_TASK TO CARRY OUT_
Every record must be repeated exactly; omit any pictures they contain.

_DATA SHOWN_
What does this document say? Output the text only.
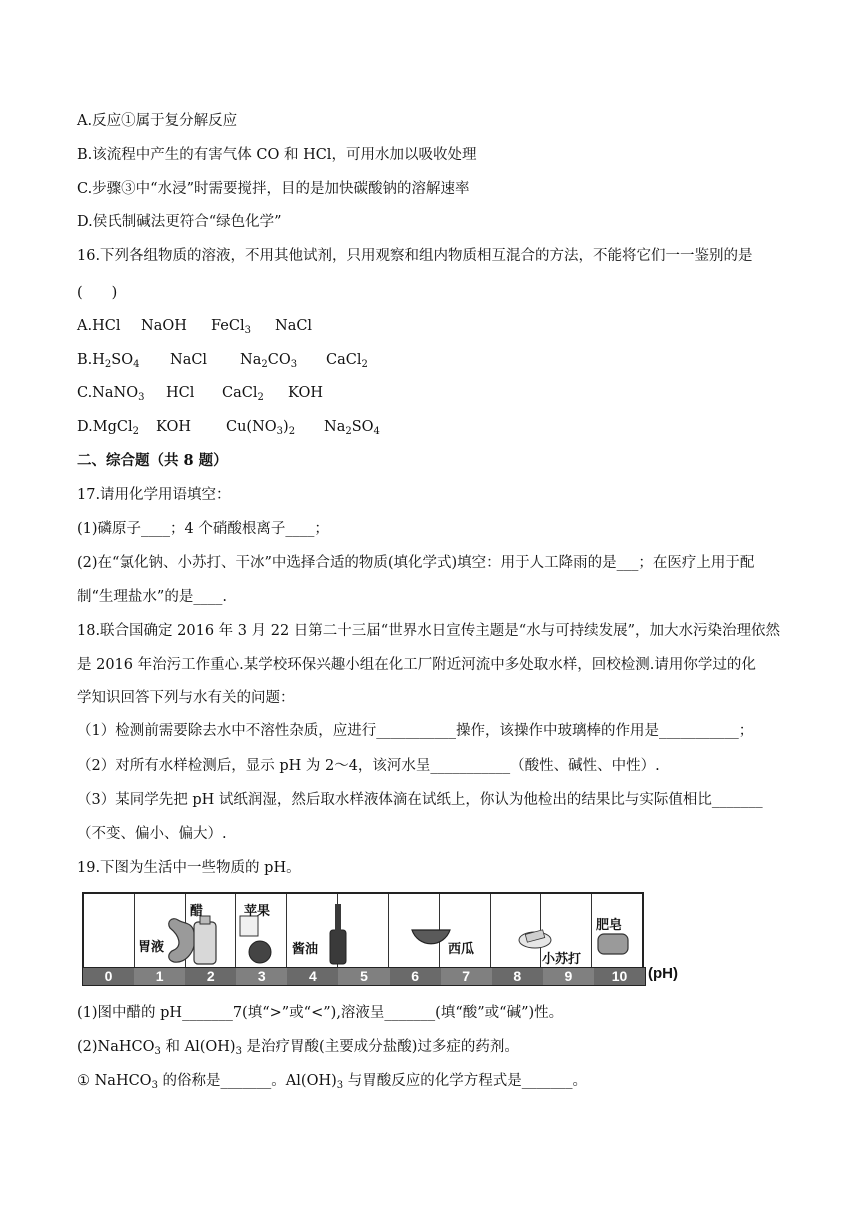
A.反应①属于复分解反应
B.该流程中产生的有害气体 CO 和 HCl，可用水加以吸收处理
C.步骤③中“水浸”时需要搅拌，目的是加快碳酸钠的溶解速率
D.侯氏制碱法更符合“绿色化学”
16.下列各组物质的溶液，不用其他试剂，只用观察和组内物质相互混合的方法，不能将它们一一鉴别的是
(　　)
A.HCl NaOH FeCl$_3$ NaCl
$B.H_2SO_4$ NaCl $Na_2CO_3$ CaCl$_2$
C.NaNO$_3$ HCl CaCl$_2$ KOH
D.MgCl$_2$ KOH $Cu(NO_3)_2$ $Na_2SO_4$
二、综合题（共 8 题）
17.请用化学用语填空：
(1)磷原子____；4 个硝酸根离子____；
(2)在“氯化钠、小苏打、干冰”中选择合适的物质(填化学式)填空：用于人工降雨的是___；在医疗上用于配
制“生理盐水”的是____.
18.联合国确定 2016 年 3 月 22 日第二十三届“世界水日宣传主题是“水与可持续发展”，加大水污染治理依然
是 2016 年治污工作重心.某学校环保兴趣小组在化工厂附近河流中多处取水样，回校检测.请用你学过的化
学知识回答下列与水有关的问题：
（1）检测前需要除去水中不溶性杂质，应进行___________操作，该操作中玻璃棒的作用是___________；
（2）对所有水样检测后，显示 pH 为 2～4，该河水呈___________（酸性、碱性、中性）.
（3）某同学先把 pH 试纸润湿，然后取水样液体滴在试纸上，你认为他检出的结果比与实际值相比_______
（不变、偏小、偏大）.
19.下图为生活中一些物质的 pH。
胃液
醋	苹果
酱油	西瓜
小苏打
肥皂
0	1	2	3	4	5	6	7	8	9	10	(pH)
(1)图中醋的 pH_______7(填“>”或“<”),溶液呈_______(填“酸”或“碱”)性。
(2)NaHCO$_3$ 和 $Al(OH)_3$ 是治疗胃酸(主要成分盐酸)过多症的药剂。
① NaHCO$_3$ 的俗称是_______。$Al(OH)_3$ 与胃酸反应的化学方程式是_______。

_SOLUTION FOR THIS PROBLEM_
What does this document say? Output the text only.
A.反应①属于复分解反应
B.该流程中产生的有害气体 CO 和 HCl，可用水加以吸收处理
C.步骤③中“水浸”时需要搅拌，目的是加快碳酸钠的溶解速率
D.侯氏制碱法更符合“绿色化学”
16.下列各组物质的溶液，不用其他试剂，只用观察和组内物质相互混合的方法，不能将它们一一鉴别的是
(　　)
A.HCl NaOH FeCl$_3$ NaCl
$B.H_2SO_4$ NaCl $Na_2CO_3$ CaCl$_2$
C.NaNO$_3$ HCl CaCl$_2$ KOH
D.MgCl$_2$ KOH $Cu(NO_3)_2$ $Na_2SO_4$
二、综合题（共 8 题）
17.请用化学用语填空：
(1)磷原子____；4 个硝酸根离子____；
(2)在“氯化钠、小苏打、干冰”中选择合适的物质(填化学式)填空：用于人工降雨的是___；在医疗上用于配
制“生理盐水”的是____.
18.联合国确定 2016 年 3 月 22 日第二十三届“世界水日宣传主题是“水与可持续发展”，加大水污染治理依然
是 2016 年治污工作重心.某学校环保兴趣小组在化工厂附近河流中多处取水样，回校检测.请用你学过的化
学知识回答下列与水有关的问题：
（1）检测前需要除去水中不溶性杂质，应进行___________操作，该操作中玻璃棒的作用是___________；
（2）对所有水样检测后，显示 pH 为 2～4，该河水呈___________（酸性、碱性、中性）.
（3）某同学先把 pH 试纸润湿，然后取水样液体滴在试纸上，你认为他检出的结果比与实际值相比_______
（不变、偏小、偏大）.
19.下图为生活中一些物质的 pH。
胃液
醋	苹果
酱油	西瓜
小苏打
肥皂
0	1	2	3	4	5	6	7	8	9	10	(pH)
(1)图中醋的 pH_______7(填“>”或“<”),溶液呈_______(填“酸”或“碱”)性。
(2)NaHCO$_3$ 和 $Al(OH)_3$ 是治疗胃酸(主要成分盐酸)过多症的药剂。
① NaHCO$_3$ 的俗称是_______。$Al(OH)_3$ 与胃酸反应的化学方程式是_______。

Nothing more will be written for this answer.